TASK REQUIREMENTS | Tally up the lines where the string "title" appears; reply with the number only.

<<<<

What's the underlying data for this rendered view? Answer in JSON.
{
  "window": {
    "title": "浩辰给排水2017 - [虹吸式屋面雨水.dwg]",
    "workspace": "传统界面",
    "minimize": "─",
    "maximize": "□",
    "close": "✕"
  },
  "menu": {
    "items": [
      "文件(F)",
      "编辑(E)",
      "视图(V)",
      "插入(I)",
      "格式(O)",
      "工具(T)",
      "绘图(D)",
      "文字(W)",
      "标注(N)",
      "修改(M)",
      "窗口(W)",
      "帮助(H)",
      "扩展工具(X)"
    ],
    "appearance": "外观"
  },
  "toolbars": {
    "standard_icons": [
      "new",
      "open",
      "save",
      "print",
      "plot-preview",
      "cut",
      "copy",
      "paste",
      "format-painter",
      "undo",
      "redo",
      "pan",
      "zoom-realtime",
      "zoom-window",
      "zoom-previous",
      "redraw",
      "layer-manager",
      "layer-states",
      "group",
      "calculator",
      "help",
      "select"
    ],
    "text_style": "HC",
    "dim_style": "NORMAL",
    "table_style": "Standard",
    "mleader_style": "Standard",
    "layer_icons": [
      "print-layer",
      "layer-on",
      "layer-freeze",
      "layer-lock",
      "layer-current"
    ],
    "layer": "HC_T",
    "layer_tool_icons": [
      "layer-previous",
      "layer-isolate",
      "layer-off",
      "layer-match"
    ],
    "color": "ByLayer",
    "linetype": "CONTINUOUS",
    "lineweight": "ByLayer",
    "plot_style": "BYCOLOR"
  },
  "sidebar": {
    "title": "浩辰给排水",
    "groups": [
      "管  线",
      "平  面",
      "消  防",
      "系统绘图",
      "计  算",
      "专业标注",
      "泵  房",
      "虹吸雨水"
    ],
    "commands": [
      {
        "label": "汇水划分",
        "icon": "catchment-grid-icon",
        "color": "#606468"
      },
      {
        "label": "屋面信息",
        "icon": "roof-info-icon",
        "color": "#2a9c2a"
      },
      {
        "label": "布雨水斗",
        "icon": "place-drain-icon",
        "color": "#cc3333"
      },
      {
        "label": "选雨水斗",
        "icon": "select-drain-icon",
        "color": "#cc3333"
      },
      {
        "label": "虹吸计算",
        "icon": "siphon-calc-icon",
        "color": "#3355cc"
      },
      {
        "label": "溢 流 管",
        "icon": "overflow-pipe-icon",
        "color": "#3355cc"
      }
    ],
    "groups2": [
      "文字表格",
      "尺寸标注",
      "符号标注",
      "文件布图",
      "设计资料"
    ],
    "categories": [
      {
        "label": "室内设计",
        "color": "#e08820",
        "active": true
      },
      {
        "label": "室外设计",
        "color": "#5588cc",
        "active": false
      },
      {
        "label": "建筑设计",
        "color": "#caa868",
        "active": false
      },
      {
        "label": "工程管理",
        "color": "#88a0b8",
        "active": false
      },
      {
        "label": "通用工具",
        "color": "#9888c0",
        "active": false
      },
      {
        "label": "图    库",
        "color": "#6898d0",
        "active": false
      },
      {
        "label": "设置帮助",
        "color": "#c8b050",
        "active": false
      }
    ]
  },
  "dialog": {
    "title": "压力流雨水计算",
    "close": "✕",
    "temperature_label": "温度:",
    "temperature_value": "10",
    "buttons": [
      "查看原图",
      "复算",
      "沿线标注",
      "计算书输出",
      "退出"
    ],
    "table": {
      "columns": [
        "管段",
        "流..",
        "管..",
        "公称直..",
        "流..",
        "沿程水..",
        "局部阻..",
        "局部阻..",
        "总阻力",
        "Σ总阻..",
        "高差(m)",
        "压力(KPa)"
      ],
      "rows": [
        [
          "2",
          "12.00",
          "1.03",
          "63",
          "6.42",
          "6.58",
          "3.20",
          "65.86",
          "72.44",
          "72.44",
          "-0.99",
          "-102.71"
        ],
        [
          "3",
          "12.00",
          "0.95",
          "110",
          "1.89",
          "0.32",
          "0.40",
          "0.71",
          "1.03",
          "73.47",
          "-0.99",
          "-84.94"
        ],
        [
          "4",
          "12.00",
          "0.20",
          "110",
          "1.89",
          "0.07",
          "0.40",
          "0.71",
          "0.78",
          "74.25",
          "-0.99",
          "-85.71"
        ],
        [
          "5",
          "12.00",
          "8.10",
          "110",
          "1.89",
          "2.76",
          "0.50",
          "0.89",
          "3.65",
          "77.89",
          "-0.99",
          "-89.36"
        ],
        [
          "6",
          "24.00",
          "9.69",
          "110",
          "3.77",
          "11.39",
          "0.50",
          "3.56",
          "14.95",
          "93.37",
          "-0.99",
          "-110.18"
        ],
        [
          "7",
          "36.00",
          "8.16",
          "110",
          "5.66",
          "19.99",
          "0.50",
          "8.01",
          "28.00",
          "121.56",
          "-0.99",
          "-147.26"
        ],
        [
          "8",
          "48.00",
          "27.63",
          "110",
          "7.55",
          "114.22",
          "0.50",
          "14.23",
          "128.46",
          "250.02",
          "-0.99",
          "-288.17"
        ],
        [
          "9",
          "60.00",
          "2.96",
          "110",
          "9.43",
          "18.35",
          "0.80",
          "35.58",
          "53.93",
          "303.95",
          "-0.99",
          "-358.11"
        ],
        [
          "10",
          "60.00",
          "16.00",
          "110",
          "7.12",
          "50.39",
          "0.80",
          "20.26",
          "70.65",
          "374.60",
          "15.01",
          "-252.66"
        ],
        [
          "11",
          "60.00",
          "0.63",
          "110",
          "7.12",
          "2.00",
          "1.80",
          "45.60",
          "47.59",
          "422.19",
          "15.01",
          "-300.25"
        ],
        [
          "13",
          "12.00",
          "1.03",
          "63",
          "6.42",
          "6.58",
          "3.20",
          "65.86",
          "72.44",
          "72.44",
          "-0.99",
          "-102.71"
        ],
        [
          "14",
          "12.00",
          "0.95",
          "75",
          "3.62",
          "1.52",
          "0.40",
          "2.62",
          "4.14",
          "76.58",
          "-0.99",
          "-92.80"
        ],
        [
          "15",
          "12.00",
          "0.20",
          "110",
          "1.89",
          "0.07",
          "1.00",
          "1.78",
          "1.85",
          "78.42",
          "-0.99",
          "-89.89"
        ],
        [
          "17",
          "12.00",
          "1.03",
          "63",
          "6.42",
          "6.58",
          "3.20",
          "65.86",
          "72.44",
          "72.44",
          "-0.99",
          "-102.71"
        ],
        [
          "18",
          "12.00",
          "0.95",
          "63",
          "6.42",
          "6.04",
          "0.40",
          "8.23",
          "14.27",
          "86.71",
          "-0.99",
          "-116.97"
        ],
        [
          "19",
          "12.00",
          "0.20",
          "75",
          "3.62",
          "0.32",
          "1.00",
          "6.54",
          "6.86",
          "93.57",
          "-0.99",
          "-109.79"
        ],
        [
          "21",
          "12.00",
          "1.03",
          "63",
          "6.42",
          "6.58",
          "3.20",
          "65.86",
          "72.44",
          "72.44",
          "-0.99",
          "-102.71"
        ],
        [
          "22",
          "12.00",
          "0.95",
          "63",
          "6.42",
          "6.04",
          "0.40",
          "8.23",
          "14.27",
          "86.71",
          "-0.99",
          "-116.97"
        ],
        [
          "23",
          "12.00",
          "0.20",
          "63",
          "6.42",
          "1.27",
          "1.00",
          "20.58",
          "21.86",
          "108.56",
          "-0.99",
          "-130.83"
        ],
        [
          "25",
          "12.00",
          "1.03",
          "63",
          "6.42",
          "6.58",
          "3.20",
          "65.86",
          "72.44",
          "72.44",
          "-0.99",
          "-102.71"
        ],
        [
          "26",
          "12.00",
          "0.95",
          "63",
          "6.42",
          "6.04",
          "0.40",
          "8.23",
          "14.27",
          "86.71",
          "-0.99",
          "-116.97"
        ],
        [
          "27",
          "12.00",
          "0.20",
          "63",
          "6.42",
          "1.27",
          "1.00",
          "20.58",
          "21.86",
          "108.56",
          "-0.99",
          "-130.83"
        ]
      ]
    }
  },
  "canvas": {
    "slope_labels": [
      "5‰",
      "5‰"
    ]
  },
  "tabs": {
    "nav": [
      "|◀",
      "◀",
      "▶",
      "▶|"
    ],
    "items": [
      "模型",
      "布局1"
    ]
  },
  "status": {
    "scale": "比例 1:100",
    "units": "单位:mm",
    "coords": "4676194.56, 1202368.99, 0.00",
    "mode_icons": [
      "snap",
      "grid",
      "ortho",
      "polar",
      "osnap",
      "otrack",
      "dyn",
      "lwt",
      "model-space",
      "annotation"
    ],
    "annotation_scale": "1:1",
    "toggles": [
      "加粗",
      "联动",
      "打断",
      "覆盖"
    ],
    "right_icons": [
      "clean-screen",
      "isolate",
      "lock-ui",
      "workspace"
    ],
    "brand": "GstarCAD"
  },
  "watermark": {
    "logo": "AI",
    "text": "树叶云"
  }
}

>>>>

RESULT FOR THIS TASK | 3